▶ **GOAL OF THE EXERCISE**
Output the data below in full, character for character.

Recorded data
****************

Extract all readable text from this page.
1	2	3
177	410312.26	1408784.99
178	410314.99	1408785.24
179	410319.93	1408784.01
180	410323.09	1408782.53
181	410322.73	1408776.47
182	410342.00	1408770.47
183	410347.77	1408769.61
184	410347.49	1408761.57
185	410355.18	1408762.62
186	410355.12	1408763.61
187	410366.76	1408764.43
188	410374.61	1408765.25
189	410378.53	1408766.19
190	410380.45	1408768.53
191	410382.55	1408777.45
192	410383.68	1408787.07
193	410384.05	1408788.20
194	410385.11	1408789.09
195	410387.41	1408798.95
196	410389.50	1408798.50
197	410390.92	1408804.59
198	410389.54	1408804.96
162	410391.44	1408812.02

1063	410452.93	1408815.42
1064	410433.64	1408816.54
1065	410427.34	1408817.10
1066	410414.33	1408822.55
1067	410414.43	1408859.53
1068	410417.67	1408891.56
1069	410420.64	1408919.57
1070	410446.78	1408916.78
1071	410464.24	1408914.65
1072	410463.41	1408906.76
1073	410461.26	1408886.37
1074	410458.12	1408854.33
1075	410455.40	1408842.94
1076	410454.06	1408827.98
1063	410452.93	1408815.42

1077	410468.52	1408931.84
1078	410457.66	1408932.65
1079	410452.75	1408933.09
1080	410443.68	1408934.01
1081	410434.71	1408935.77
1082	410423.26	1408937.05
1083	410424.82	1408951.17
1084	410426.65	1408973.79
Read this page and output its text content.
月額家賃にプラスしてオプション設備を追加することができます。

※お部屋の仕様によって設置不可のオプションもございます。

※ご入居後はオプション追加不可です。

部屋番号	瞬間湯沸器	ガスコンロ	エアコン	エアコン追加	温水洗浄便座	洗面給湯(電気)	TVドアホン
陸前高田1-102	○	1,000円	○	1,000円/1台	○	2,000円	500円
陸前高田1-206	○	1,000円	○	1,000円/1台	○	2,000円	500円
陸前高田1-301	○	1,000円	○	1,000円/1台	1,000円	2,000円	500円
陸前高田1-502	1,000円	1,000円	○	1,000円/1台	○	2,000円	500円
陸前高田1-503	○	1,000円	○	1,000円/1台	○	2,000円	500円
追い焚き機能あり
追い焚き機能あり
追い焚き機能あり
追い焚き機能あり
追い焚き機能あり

****************

▶ **EXERCISE RESULT**
Extract all readable text from this page.
1	2	3
177	410312.26	1408784.99
178	410314.99	1408785.24
179	410319.93	1408784.01
180	410323.09	1408782.53
181	410322.73	1408776.47
182	410342.00	1408770.47
183	410347.77	1408769.61
184	410347.49	1408761.57
185	410355.18	1408762.62
186	410355.12	1408763.61
187	410366.76	1408764.43
188	410374.61	1408765.25
189	410378.53	1408766.19
190	410380.45	1408768.53
191	410382.55	1408777.45
192	410383.68	1408787.07
193	410384.05	1408788.20
194	410385.11	1408789.09
195	410387.41	1408798.95
196	410389.50	1408798.50
197	410390.92	1408804.59
198	410389.54	1408804.96
162	410391.44	1408812.02

1063	410452.93	1408815.42
1064	410433.64	1408816.54
1065	410427.34	1408817.10
1066	410414.33	1408822.55
1067	410414.43	1408859.53
1068	410417.67	1408891.56
1069	410420.64	1408919.57
1070	410446.78	1408916.78
1071	410464.24	1408914.65
1072	410463.41	1408906.76
1073	410461.26	1408886.37
1074	410458.12	1408854.33
1075	410455.40	1408842.94
1076	410454.06	1408827.98
1063	410452.93	1408815.42

1077	410468.52	1408931.84
1078	410457.66	1408932.65
1079	410452.75	1408933.09
1080	410443.68	1408934.01
1081	410434.71	1408935.77
1082	410423.26	1408937.05
1083	410424.82	1408951.17
1084	410426.65	1408973.79
Read this page and output its text content.
月額家賃にプラスしてオプション設備を追加することができます。

※お部屋の仕様によって設置不可のオプションもございます。

※ご入居後はオプション追加不可です。

部屋番号	瞬間湯沸器	ガスコンロ	エアコン	エアコン追加	温水洗浄便座	洗面給湯(電気)	TVドアホン
陸前高田1-102	○	1,000円	○	1,000円/1台	○	2,000円	500円
陸前高田1-206	○	1,000円	○	1,000円/1台	○	2,000円	500円
陸前高田1-301	○	1,000円	○	1,000円/1台	1,000円	2,000円	500円
陸前高田1-502	1,000円	1,000円	○	1,000円/1台	○	2,000円	500円
陸前高田1-503	○	1,000円	○	1,000円/1台	○	2,000円	500円
追い焚き機能あり
追い焚き機能あり
追い焚き機能あり
追い焚き機能あり
追い焚き機能あり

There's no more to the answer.